Given exercise -> The data must be returned in full and exactly as given.

Figure record listings:

--- --- ---

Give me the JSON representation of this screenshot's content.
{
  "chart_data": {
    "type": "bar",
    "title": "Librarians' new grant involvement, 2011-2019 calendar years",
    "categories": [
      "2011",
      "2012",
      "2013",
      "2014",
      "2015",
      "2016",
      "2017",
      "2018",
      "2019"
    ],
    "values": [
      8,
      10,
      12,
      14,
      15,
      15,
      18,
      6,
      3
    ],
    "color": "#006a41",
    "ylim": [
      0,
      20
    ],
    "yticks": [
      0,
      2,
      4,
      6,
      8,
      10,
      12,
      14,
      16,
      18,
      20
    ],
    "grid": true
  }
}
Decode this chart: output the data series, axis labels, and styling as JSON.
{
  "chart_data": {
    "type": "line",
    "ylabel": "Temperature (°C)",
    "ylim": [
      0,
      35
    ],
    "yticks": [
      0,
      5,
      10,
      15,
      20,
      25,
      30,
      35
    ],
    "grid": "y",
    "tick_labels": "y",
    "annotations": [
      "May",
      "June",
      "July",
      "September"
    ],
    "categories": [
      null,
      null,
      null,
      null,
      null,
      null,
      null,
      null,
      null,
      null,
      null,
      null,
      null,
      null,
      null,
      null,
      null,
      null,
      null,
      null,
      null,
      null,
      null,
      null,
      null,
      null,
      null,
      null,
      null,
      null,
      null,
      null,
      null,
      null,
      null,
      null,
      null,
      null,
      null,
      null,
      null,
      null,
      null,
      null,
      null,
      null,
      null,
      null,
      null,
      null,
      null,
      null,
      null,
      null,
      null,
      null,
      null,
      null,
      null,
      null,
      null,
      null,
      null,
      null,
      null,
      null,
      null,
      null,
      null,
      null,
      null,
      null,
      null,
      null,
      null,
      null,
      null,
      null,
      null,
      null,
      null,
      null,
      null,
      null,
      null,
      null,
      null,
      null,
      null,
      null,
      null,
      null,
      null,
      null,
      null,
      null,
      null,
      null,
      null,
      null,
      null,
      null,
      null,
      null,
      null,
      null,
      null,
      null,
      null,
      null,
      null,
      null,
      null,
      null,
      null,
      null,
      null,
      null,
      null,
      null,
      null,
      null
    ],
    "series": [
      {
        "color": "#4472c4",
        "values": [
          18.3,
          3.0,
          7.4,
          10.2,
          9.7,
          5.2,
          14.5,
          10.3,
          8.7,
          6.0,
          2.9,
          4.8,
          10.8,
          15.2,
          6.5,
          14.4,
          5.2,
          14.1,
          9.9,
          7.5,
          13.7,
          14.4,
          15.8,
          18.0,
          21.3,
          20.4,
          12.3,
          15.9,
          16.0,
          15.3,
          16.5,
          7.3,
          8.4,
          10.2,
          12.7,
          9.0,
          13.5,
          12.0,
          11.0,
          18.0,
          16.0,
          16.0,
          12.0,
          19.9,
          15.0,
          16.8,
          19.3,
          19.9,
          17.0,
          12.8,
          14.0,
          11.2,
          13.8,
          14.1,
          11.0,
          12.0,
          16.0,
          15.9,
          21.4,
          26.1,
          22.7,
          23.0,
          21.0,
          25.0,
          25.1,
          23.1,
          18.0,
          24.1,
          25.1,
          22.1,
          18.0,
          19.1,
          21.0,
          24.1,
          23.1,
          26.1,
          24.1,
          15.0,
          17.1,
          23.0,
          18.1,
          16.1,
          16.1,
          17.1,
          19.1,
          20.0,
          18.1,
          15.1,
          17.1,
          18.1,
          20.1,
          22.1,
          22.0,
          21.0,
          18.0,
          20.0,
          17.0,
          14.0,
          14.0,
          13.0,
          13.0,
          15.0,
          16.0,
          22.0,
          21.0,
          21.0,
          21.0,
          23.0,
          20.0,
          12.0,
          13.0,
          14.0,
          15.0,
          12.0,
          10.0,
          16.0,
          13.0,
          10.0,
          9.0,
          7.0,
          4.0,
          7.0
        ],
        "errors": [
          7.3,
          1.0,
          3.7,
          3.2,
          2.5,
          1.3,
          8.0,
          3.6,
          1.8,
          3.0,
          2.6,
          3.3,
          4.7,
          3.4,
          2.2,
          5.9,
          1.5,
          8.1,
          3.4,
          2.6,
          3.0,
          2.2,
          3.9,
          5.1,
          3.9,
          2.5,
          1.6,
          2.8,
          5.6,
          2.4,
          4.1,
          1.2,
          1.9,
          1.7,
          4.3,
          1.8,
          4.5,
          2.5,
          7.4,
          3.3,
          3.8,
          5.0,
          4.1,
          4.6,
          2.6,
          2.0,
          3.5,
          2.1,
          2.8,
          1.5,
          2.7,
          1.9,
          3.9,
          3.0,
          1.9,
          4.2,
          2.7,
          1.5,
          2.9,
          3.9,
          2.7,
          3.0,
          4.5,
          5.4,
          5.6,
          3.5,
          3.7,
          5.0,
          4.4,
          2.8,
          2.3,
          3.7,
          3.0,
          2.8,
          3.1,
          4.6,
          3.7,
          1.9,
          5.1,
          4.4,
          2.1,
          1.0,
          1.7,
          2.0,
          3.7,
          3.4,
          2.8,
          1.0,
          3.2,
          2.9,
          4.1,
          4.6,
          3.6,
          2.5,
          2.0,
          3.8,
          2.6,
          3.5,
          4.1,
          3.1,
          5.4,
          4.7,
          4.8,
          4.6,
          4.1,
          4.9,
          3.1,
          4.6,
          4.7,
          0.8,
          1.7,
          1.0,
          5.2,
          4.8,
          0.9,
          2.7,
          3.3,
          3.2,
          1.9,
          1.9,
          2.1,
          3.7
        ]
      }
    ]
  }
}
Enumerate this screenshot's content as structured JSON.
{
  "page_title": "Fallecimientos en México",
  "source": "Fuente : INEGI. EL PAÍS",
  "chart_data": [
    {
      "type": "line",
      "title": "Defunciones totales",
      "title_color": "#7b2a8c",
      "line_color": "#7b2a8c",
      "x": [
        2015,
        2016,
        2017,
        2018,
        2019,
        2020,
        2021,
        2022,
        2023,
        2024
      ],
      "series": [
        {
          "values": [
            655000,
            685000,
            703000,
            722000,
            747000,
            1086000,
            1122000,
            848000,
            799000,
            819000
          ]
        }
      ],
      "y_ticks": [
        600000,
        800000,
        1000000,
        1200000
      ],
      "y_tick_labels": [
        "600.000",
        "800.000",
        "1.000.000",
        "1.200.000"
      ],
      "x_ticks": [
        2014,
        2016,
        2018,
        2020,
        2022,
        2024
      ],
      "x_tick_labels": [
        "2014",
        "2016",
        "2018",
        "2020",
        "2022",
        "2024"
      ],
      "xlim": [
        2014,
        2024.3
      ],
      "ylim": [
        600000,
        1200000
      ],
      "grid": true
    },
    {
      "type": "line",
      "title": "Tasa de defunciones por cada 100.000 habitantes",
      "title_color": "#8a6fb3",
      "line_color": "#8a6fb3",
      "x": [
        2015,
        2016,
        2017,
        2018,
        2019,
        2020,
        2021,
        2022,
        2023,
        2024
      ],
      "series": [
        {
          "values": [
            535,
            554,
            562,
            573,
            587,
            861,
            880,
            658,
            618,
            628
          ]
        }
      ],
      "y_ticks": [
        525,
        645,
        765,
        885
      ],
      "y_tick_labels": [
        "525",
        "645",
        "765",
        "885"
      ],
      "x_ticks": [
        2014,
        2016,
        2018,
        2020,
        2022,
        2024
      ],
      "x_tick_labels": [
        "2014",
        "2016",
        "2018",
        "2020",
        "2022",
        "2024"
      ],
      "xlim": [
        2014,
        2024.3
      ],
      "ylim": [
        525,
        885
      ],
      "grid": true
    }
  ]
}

--- --- ---

Response ->
Give me the JSON representation of this screenshot's content.
{
  "chart_data": {
    "type": "bar",
    "title": "Librarians' new grant involvement, 2011-2019 calendar years",
    "categories": [
      "2011",
      "2012",
      "2013",
      "2014",
      "2015",
      "2016",
      "2017",
      "2018",
      "2019"
    ],
    "values": [
      8,
      10,
      12,
      14,
      15,
      15,
      18,
      6,
      3
    ],
    "color": "#006a41",
    "ylim": [
      0,
      20
    ],
    "yticks": [
      0,
      2,
      4,
      6,
      8,
      10,
      12,
      14,
      16,
      18,
      20
    ],
    "grid": true
  }
}
Decode this chart: output the data series, axis labels, and styling as JSON.
{
  "chart_data": {
    "type": "line",
    "ylabel": "Temperature (°C)",
    "ylim": [
      0,
      35
    ],
    "yticks": [
      0,
      5,
      10,
      15,
      20,
      25,
      30,
      35
    ],
    "grid": "y",
    "tick_labels": "y",
    "annotations": [
      "May",
      "June",
      "July",
      "September"
    ],
    "categories": [
      null,
      null,
      null,
      null,
      null,
      null,
      null,
      null,
      null,
      null,
      null,
      null,
      null,
      null,
      null,
      null,
      null,
      null,
      null,
      null,
      null,
      null,
      null,
      null,
      null,
      null,
      null,
      null,
      null,
      null,
      null,
      null,
      null,
      null,
      null,
      null,
      null,
      null,
      null,
      null,
      null,
      null,
      null,
      null,
      null,
      null,
      null,
      null,
      null,
      null,
      null,
      null,
      null,
      null,
      null,
      null,
      null,
      null,
      null,
      null,
      null,
      null,
      null,
      null,
      null,
      null,
      null,
      null,
      null,
      null,
      null,
      null,
      null,
      null,
      null,
      null,
      null,
      null,
      null,
      null,
      null,
      null,
      null,
      null,
      null,
      null,
      null,
      null,
      null,
      null,
      null,
      null,
      null,
      null,
      null,
      null,
      null,
      null,
      null,
      null,
      null,
      null,
      null,
      null,
      null,
      null,
      null,
      null,
      null,
      null,
      null,
      null,
      null,
      null,
      null,
      null,
      null,
      null,
      null,
      null,
      null,
      null
    ],
    "series": [
      {
        "color": "#4472c4",
        "values": [
          18.3,
          3.0,
          7.4,
          10.2,
          9.7,
          5.2,
          14.5,
          10.3,
          8.7,
          6.0,
          2.9,
          4.8,
          10.8,
          15.2,
          6.5,
          14.4,
          5.2,
          14.1,
          9.9,
          7.5,
          13.7,
          14.4,
          15.8,
          18.0,
          21.3,
          20.4,
          12.3,
          15.9,
          16.0,
          15.3,
          16.5,
          7.3,
          8.4,
          10.2,
          12.7,
          9.0,
          13.5,
          12.0,
          11.0,
          18.0,
          16.0,
          16.0,
          12.0,
          19.9,
          15.0,
          16.8,
          19.3,
          19.9,
          17.0,
          12.8,
          14.0,
          11.2,
          13.8,
          14.1,
          11.0,
          12.0,
          16.0,
          15.9,
          21.4,
          26.1,
          22.7,
          23.0,
          21.0,
          25.0,
          25.1,
          23.1,
          18.0,
          24.1,
          25.1,
          22.1,
          18.0,
          19.1,
          21.0,
          24.1,
          23.1,
          26.1,
          24.1,
          15.0,
          17.1,
          23.0,
          18.1,
          16.1,
          16.1,
          17.1,
          19.1,
          20.0,
          18.1,
          15.1,
          17.1,
          18.1,
          20.1,
          22.1,
          22.0,
          21.0,
          18.0,
          20.0,
          17.0,
          14.0,
          14.0,
          13.0,
          13.0,
          15.0,
          16.0,
          22.0,
          21.0,
          21.0,
          21.0,
          23.0,
          20.0,
          12.0,
          13.0,
          14.0,
          15.0,
          12.0,
          10.0,
          16.0,
          13.0,
          10.0,
          9.0,
          7.0,
          4.0,
          7.0
        ],
        "errors": [
          7.3,
          1.0,
          3.7,
          3.2,
          2.5,
          1.3,
          8.0,
          3.6,
          1.8,
          3.0,
          2.6,
          3.3,
          4.7,
          3.4,
          2.2,
          5.9,
          1.5,
          8.1,
          3.4,
          2.6,
          3.0,
          2.2,
          3.9,
          5.1,
          3.9,
          2.5,
          1.6,
          2.8,
          5.6,
          2.4,
          4.1,
          1.2,
          1.9,
          1.7,
          4.3,
          1.8,
          4.5,
          2.5,
          7.4,
          3.3,
          3.8,
          5.0,
          4.1,
          4.6,
          2.6,
          2.0,
          3.5,
          2.1,
          2.8,
          1.5,
          2.7,
          1.9,
          3.9,
          3.0,
          1.9,
          4.2,
          2.7,
          1.5,
          2.9,
          3.9,
          2.7,
          3.0,
          4.5,
          5.4,
          5.6,
          3.5,
          3.7,
          5.0,
          4.4,
          2.8,
          2.3,
          3.7,
          3.0,
          2.8,
          3.1,
          4.6,
          3.7,
          1.9,
          5.1,
          4.4,
          2.1,
          1.0,
          1.7,
          2.0,
          3.7,
          3.4,
          2.8,
          1.0,
          3.2,
          2.9,
          4.1,
          4.6,
          3.6,
          2.5,
          2.0,
          3.8,
          2.6,
          3.5,
          4.1,
          3.1,
          5.4,
          4.7,
          4.8,
          4.6,
          4.1,
          4.9,
          3.1,
          4.6,
          4.7,
          0.8,
          1.7,
          1.0,
          5.2,
          4.8,
          0.9,
          2.7,
          3.3,
          3.2,
          1.9,
          1.9,
          2.1,
          3.7
        ]
      }
    ]
  }
}
Enumerate this screenshot's content as structured JSON.
{
  "page_title": "Fallecimientos en México",
  "source": "Fuente : INEGI. EL PAÍS",
  "chart_data": [
    {
      "type": "line",
      "title": "Defunciones totales",
      "title_color": "#7b2a8c",
      "line_color": "#7b2a8c",
      "x": [
        2015,
        2016,
        2017,
        2018,
        2019,
        2020,
        2021,
        2022,
        2023,
        2024
      ],
      "series": [
        {
          "values": [
            655000,
            685000,
            703000,
            722000,
            747000,
            1086000,
            1122000,
            848000,
            799000,
            819000
          ]
        }
      ],
      "y_ticks": [
        600000,
        800000,
        1000000,
        1200000
      ],
      "y_tick_labels": [
        "600.000",
        "800.000",
        "1.000.000",
        "1.200.000"
      ],
      "x_ticks": [
        2014,
        2016,
        2018,
        2020,
        2022,
        2024
      ],
      "x_tick_labels": [
        "2014",
        "2016",
        "2018",
        "2020",
        "2022",
        "2024"
      ],
      "xlim": [
        2014,
        2024.3
      ],
      "ylim": [
        600000,
        1200000
      ],
      "grid": true
    },
    {
      "type": "line",
      "title": "Tasa de defunciones por cada 100.000 habitantes",
      "title_color": "#8a6fb3",
      "line_color": "#8a6fb3",
      "x": [
        2015,
        2016,
        2017,
        2018,
        2019,
        2020,
        2021,
        2022,
        2023,
        2024
      ],
      "series": [
        {
          "values": [
            535,
            554,
            562,
            573,
            587,
            861,
            880,
            658,
            618,
            628
          ]
        }
      ],
      "y_ticks": [
        525,
        645,
        765,
        885
      ],
      "y_tick_labels": [
        "525",
        "645",
        "765",
        "885"
      ],
      "x_ticks": [
        2014,
        2016,
        2018,
        2020,
        2022,
        2024
      ],
      "x_tick_labels": [
        "2014",
        "2016",
        "2018",
        "2020",
        "2022",
        "2024"
      ],
      "xlim": [
        2014,
        2024.3
      ],
      "ylim": [
        525,
        885
      ],
      "grid": true
    }
  ]
}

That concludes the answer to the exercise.